## Task to carry out
The entries below should be transcribed in their entirety, exactly as written.
### Records for this task
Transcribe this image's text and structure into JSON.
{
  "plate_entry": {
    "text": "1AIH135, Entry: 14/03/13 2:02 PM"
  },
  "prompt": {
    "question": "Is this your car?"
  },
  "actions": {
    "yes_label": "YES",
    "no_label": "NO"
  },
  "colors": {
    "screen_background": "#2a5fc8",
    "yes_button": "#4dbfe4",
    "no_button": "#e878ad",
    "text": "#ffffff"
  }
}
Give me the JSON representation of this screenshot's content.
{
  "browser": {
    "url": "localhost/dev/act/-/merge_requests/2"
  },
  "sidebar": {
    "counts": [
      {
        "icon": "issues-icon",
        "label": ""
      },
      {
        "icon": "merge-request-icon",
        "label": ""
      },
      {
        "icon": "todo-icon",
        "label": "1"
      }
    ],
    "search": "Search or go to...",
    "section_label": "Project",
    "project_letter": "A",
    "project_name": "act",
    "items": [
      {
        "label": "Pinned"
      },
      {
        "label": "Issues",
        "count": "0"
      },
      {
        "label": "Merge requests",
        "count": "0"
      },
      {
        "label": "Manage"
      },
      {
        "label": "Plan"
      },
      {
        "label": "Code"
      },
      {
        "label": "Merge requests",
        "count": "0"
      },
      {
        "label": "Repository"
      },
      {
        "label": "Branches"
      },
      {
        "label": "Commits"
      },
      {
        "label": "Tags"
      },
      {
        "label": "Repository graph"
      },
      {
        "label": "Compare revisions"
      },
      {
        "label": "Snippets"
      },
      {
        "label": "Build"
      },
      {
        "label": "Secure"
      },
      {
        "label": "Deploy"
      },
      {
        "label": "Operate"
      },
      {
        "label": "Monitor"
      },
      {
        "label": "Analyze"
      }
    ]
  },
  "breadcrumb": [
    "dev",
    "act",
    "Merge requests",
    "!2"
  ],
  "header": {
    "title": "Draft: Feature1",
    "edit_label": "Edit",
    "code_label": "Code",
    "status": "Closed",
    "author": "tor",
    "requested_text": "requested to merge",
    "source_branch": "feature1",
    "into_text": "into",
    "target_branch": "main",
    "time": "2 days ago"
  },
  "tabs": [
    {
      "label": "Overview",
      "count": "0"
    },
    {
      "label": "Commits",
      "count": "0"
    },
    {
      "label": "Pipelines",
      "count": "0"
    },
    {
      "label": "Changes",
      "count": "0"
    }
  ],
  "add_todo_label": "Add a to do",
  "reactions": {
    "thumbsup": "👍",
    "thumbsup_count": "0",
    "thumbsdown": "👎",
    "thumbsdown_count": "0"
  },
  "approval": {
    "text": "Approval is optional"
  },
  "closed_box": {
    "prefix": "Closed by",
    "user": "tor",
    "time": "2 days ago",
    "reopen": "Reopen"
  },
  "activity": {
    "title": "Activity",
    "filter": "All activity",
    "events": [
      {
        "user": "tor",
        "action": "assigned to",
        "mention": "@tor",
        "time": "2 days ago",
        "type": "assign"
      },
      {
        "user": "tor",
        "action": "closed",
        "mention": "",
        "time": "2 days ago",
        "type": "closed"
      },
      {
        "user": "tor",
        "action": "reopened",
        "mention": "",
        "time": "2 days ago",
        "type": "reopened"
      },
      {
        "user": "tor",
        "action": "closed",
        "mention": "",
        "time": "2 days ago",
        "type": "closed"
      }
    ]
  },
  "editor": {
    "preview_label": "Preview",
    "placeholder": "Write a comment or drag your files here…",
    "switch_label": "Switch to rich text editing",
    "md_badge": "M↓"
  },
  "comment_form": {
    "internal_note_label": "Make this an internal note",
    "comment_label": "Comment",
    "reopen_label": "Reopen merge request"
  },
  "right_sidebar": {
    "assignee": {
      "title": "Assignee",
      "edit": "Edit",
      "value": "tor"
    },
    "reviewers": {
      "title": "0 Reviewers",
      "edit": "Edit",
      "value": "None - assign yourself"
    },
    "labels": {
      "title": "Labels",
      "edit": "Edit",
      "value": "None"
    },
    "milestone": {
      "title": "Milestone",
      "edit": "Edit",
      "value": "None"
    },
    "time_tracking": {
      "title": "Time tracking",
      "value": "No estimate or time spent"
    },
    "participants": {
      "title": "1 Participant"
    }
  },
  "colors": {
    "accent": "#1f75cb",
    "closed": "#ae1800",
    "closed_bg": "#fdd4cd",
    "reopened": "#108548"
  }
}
######
## Exercise result
Transcribe this image's text and structure into JSON.
{
  "plate_entry": {
    "text": "1AIH135, Entry: 14/03/13 2:02 PM"
  },
  "prompt": {
    "question": "Is this your car?"
  },
  "actions": {
    "yes_label": "YES",
    "no_label": "NO"
  },
  "colors": {
    "screen_background": "#2a5fc8",
    "yes_button": "#4dbfe4",
    "no_button": "#e878ad",
    "text": "#ffffff"
  }
}
Give me the JSON representation of this screenshot's content.
{
  "browser": {
    "url": "localhost/dev/act/-/merge_requests/2"
  },
  "sidebar": {
    "counts": [
      {
        "icon": "issues-icon",
        "label": ""
      },
      {
        "icon": "merge-request-icon",
        "label": ""
      },
      {
        "icon": "todo-icon",
        "label": "1"
      }
    ],
    "search": "Search or go to...",
    "section_label": "Project",
    "project_letter": "A",
    "project_name": "act",
    "items": [
      {
        "label": "Pinned"
      },
      {
        "label": "Issues",
        "count": "0"
      },
      {
        "label": "Merge requests",
        "count": "0"
      },
      {
        "label": "Manage"
      },
      {
        "label": "Plan"
      },
      {
        "label": "Code"
      },
      {
        "label": "Merge requests",
        "count": "0"
      },
      {
        "label": "Repository"
      },
      {
        "label": "Branches"
      },
      {
        "label": "Commits"
      },
      {
        "label": "Tags"
      },
      {
        "label": "Repository graph"
      },
      {
        "label": "Compare revisions"
      },
      {
        "label": "Snippets"
      },
      {
        "label": "Build"
      },
      {
        "label": "Secure"
      },
      {
        "label": "Deploy"
      },
      {
        "label": "Operate"
      },
      {
        "label": "Monitor"
      },
      {
        "label": "Analyze"
      }
    ]
  },
  "breadcrumb": [
    "dev",
    "act",
    "Merge requests",
    "!2"
  ],
  "header": {
    "title": "Draft: Feature1",
    "edit_label": "Edit",
    "code_label": "Code",
    "status": "Closed",
    "author": "tor",
    "requested_text": "requested to merge",
    "source_branch": "feature1",
    "into_text": "into",
    "target_branch": "main",
    "time": "2 days ago"
  },
  "tabs": [
    {
      "label": "Overview",
      "count": "0"
    },
    {
      "label": "Commits",
      "count": "0"
    },
    {
      "label": "Pipelines",
      "count": "0"
    },
    {
      "label": "Changes",
      "count": "0"
    }
  ],
  "add_todo_label": "Add a to do",
  "reactions": {
    "thumbsup": "👍",
    "thumbsup_count": "0",
    "thumbsdown": "👎",
    "thumbsdown_count": "0"
  },
  "approval": {
    "text": "Approval is optional"
  },
  "closed_box": {
    "prefix": "Closed by",
    "user": "tor",
    "time": "2 days ago",
    "reopen": "Reopen"
  },
  "activity": {
    "title": "Activity",
    "filter": "All activity",
    "events": [
      {
        "user": "tor",
        "action": "assigned to",
        "mention": "@tor",
        "time": "2 days ago",
        "type": "assign"
      },
      {
        "user": "tor",
        "action": "closed",
        "mention": "",
        "time": "2 days ago",
        "type": "closed"
      },
      {
        "user": "tor",
        "action": "reopened",
        "mention": "",
        "time": "2 days ago",
        "type": "reopened"
      },
      {
        "user": "tor",
        "action": "closed",
        "mention": "",
        "time": "2 days ago",
        "type": "closed"
      }
    ]
  },
  "editor": {
    "preview_label": "Preview",
    "placeholder": "Write a comment or drag your files here…",
    "switch_label": "Switch to rich text editing",
    "md_badge": "M↓"
  },
  "comment_form": {
    "internal_note_label": "Make this an internal note",
    "comment_label": "Comment",
    "reopen_label": "Reopen merge request"
  },
  "right_sidebar": {
    "assignee": {
      "title": "Assignee",
      "edit": "Edit",
      "value": "tor"
    },
    "reviewers": {
      "title": "0 Reviewers",
      "edit": "Edit",
      "value": "None - assign yourself"
    },
    "labels": {
      "title": "Labels",
      "edit": "Edit",
      "value": "None"
    },
    "milestone": {
      "title": "Milestone",
      "edit": "Edit",
      "value": "None"
    },
    "time_tracking": {
      "title": "Time tracking",
      "value": "No estimate or time spent"
    },
    "participants": {
      "title": "1 Participant"
    }
  },
  "colors": {
    "accent": "#1f75cb",
    "closed": "#ae1800",
    "closed_bg": "#fdd4cd",
    "reopened": "#108548"
  }
}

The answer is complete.